▶ _Job_
Set the data down again, exactly as it reads, but without the pictures.

▶ _Records to process_
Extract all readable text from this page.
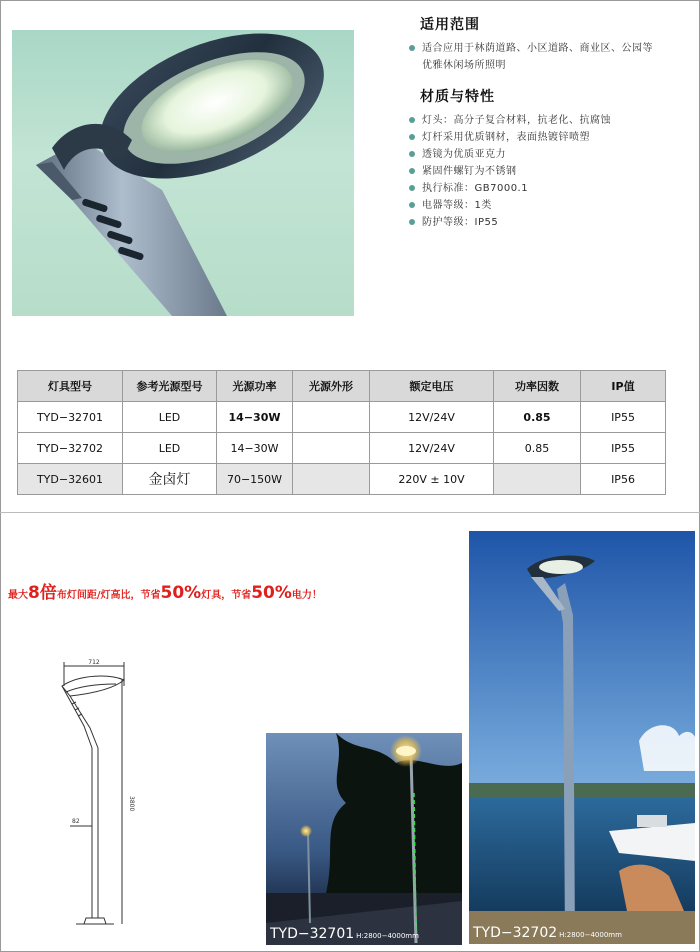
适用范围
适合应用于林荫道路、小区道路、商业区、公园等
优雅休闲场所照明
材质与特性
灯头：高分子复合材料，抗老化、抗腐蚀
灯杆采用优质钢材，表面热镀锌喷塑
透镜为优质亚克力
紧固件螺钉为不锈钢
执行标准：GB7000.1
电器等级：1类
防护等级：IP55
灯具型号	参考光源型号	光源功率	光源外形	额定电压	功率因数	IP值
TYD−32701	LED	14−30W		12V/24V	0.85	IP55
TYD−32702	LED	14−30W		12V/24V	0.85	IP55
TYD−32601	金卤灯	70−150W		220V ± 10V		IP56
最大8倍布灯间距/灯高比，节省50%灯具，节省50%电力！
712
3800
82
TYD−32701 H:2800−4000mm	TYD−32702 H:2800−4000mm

▶ _Answer_
Extract all readable text from this page.
适用范围
适合应用于林荫道路、小区道路、商业区、公园等
优雅休闲场所照明
材质与特性
灯头：高分子复合材料，抗老化、抗腐蚀
灯杆采用优质钢材，表面热镀锌喷塑
透镜为优质亚克力
紧固件螺钉为不锈钢
执行标准：GB7000.1
电器等级：1类
防护等级：IP55
灯具型号	参考光源型号	光源功率	光源外形	额定电压	功率因数	IP值
TYD−32701	LED	14−30W		12V/24V	0.85	IP55
TYD−32702	LED	14−30W		12V/24V	0.85	IP55
TYD−32601	金卤灯	70−150W		220V ± 10V		IP56
最大8倍布灯间距/灯高比，节省50%灯具，节省50%电力！
712
3800
82
TYD−32701 H:2800−4000mm	TYD−32702 H:2800−4000mm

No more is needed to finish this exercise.